Task statement: Copy out every line exactly, passing over the pictures.

(Collected data entries)

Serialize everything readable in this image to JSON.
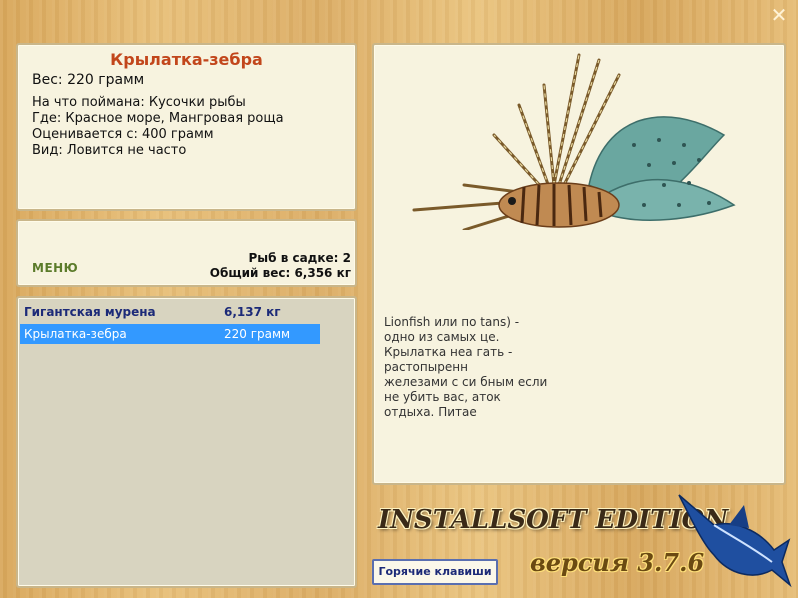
{
  "window": {
    "close_glyph": "✕"
  },
  "fish": {
    "title": "Крылатка-зебра",
    "weight": "Вес: 220 грамм",
    "caught_on": "На что поймана: Кусочки рыбы",
    "where": "Где: Красное море, Мангровая роща",
    "valued_from": "Оценивается с: 400 грамм",
    "kind": "Вид: Ловится не часто"
  },
  "stats": {
    "menu_label": "МЕНЮ",
    "fish_in_net": "Рыб в садке: 2",
    "total_weight": "Общий вес: 6,356 кг"
  },
  "catch_list": [
    {
      "name": "Гигантская мурена",
      "weight": "6,137 кг",
      "selected": false
    },
    {
      "name": "Крылатка-зебра",
      "weight": "220 грамм",
      "selected": true
    }
  ],
  "description": {
    "lines": [
      "Lionfish или по                                    tans) -",
      "одно из самых                                      це.",
      "Крылатка неа                                       гать -",
      "растопыренн                                         ",
      "железами с си                                    бным если",
      "не убить вас,                                     аток",
      "отдыха. Питае"
    ]
  },
  "branding": {
    "edition": "INSTALLSOFT EDITION",
    "version": "версия 3.7.6"
  },
  "buttons": {
    "hotkeys": "Горячие клавиши"
  },
  "colors": {
    "title": "#c2461b",
    "selection": "#3399ff",
    "list_bold": "#1c2a78"
  }
}
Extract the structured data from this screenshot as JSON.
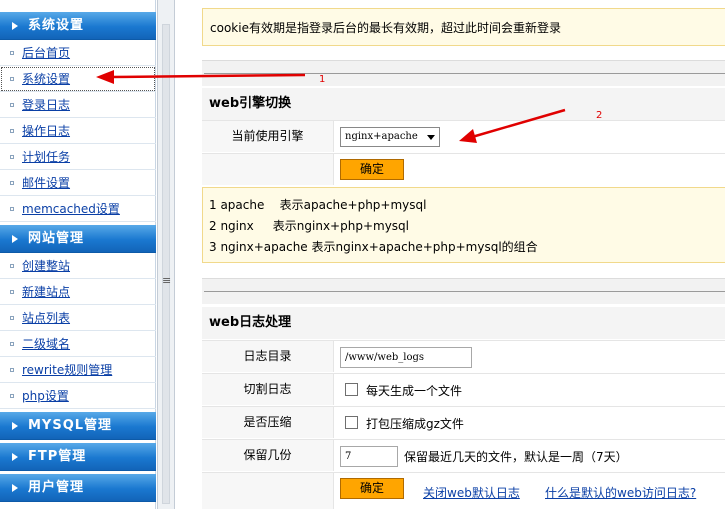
{
  "sidebar": {
    "sections": [
      {
        "title": "系统设置",
        "items": [
          "后台首页",
          "系统设置",
          "登录日志",
          "操作日志",
          "计划任务",
          "邮件设置",
          "memcached设置"
        ]
      },
      {
        "title": "网站管理",
        "items": [
          "创建整站",
          "新建站点",
          "站点列表",
          "二级域名",
          "rewrite规则管理",
          "php设置"
        ]
      },
      {
        "title": "MYSQL管理",
        "items": []
      },
      {
        "title": "FTP管理",
        "items": []
      },
      {
        "title": "用户管理",
        "items": []
      }
    ],
    "active_item": "系统设置"
  },
  "main": {
    "notice": "cookie有效期是指登录后台的最长有效期，超过此时间会重新登录",
    "engine": {
      "title": "web引擎切换",
      "label": "当前使用引擎",
      "selected": "nginx+apache",
      "confirm": "确定",
      "info": [
        "1 apache    表示apache+php+mysql",
        "2 nginx     表示nginx+php+mysql",
        "3 nginx+apache 表示nginx+apache+php+mysql的组合"
      ]
    },
    "log": {
      "title": "web日志处理",
      "dir_label": "日志目录",
      "dir_value": "/www/web_logs",
      "cut_label": "切割日志",
      "cut_text": "每天生成一个文件",
      "compress_label": "是否压缩",
      "compress_text": "打包压缩成gz文件",
      "keep_label": "保留几份",
      "keep_value": "7",
      "keep_hint": "保留最近几天的文件，默认是一周（7天）",
      "confirm": "确定",
      "link1": "关闭web默认日志",
      "link2": "什么是默认的web访问日志?"
    }
  },
  "annotations": {
    "arrow1": "1",
    "arrow2": "2"
  },
  "colors": {
    "sidebar_header": "#1a78d0",
    "button": "#ffa500",
    "link": "#0a3fa6",
    "notice_bg": "#fffbe6",
    "annotation": "#e00000"
  }
}
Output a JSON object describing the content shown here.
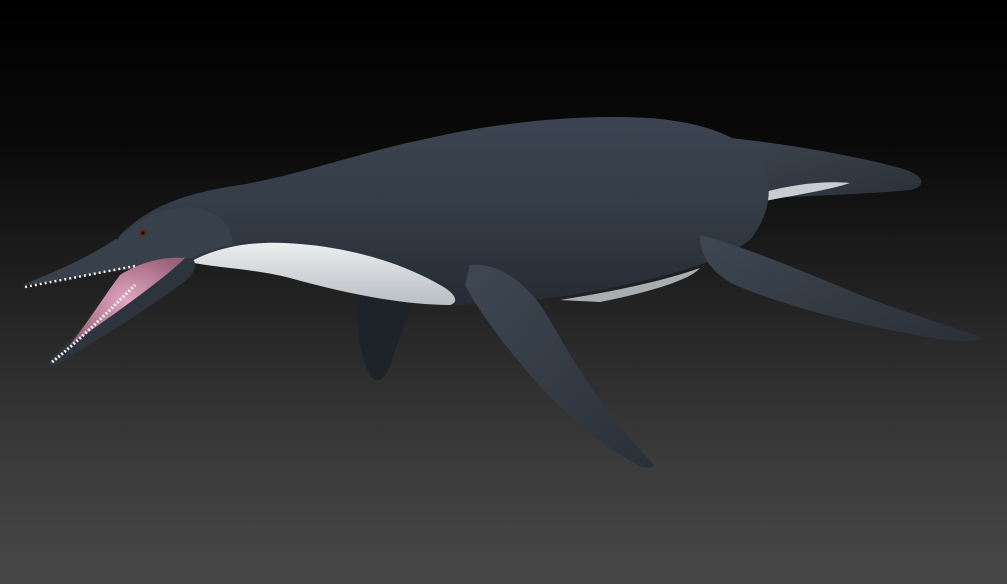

Exercise answer:
Serialize everything readable in this image to JSON.
{
  "window": {
    "close_glyph": "✕"
  },
  "fish": {
    "title": "Крылатка-зебра",
    "weight": "Вес: 220 грамм",
    "caught_on": "На что поймана: Кусочки рыбы",
    "where": "Где: Красное море, Мангровая роща",
    "valued_from": "Оценивается с: 400 грамм",
    "kind": "Вид: Ловится не часто"
  },
  "stats": {
    "menu_label": "МЕНЮ",
    "fish_in_net": "Рыб в садке: 2",
    "total_weight": "Общий вес: 6,356 кг"
  },
  "catch_list": [
    {
      "name": "Гигантская мурена",
      "weight": "6,137 кг",
      "selected": false
    },
    {
      "name": "Крылатка-зебра",
      "weight": "220 грамм",
      "selected": true
    }
  ],
  "description": {
    "lines": [
      "Lionfish или по                                    tans) -",
      "одно из самых                                      це.",
      "Крылатка неа                                       гать -",
      "растопыренн                                         ",
      "железами с си                                    бным если",
      "не убить вас,                                     аток",
      "отдыха. Питае"
    ]
  },
  "branding": {
    "edition": "INSTALLSOFT EDITION",
    "version": "версия 3.7.6"
  },
  "buttons": {
    "hotkeys": "Горячие клавиши"
  },
  "colors": {
    "title": "#c2461b",
    "selection": "#3399ff",
    "list_bold": "#1c2a78"
  }
}
Extract the structured data from this screenshot as JSON.
{
  "sidebar": {
    "sections": [
      {
        "title": "系统设置",
        "items": [
          "后台首页",
          "系统设置",
          "登录日志",
          "操作日志",
          "计划任务",
          "邮件设置",
          "memcached设置"
        ]
      },
      {
        "title": "网站管理",
        "items": [
          "创建整站",
          "新建站点",
          "站点列表",
          "二级域名",
          "rewrite规则管理",
          "php设置"
        ]
      },
      {
        "title": "MYSQL管理",
        "items": []
      },
      {
        "title": "FTP管理",
        "items": []
      },
      {
        "title": "用户管理",
        "items": []
      }
    ],
    "active_item": "系统设置"
  },
  "main": {
    "notice": "cookie有效期是指登录后台的最长有效期，超过此时间会重新登录",
    "engine": {
      "title": "web引擎切换",
      "label": "当前使用引擎",
      "selected": "nginx+apache",
      "confirm": "确定",
      "info": [
        "1 apache    表示apache+php+mysql",
        "2 nginx     表示nginx+php+mysql",
        "3 nginx+apache 表示nginx+apache+php+mysql的组合"
      ]
    },
    "log": {
      "title": "web日志处理",
      "dir_label": "日志目录",
      "dir_value": "/www/web_logs",
      "cut_label": "切割日志",
      "cut_text": "每天生成一个文件",
      "compress_label": "是否压缩",
      "compress_text": "打包压缩成gz文件",
      "keep_label": "保留几份",
      "keep_value": "7",
      "keep_hint": "保留最近几天的文件，默认是一周（7天）",
      "confirm": "确定",
      "link1": "关闭web默认日志",
      "link2": "什么是默认的web访问日志?"
    }
  },
  "annotations": {
    "arrow1": "1",
    "arrow2": "2"
  },
  "colors": {
    "sidebar_header": "#1a78d0",
    "button": "#ffa500",
    "link": "#0a3fa6",
    "notice_bg": "#fffbe6",
    "annotation": "#e00000"
  }
}
Output a JSON object describing the content shown here.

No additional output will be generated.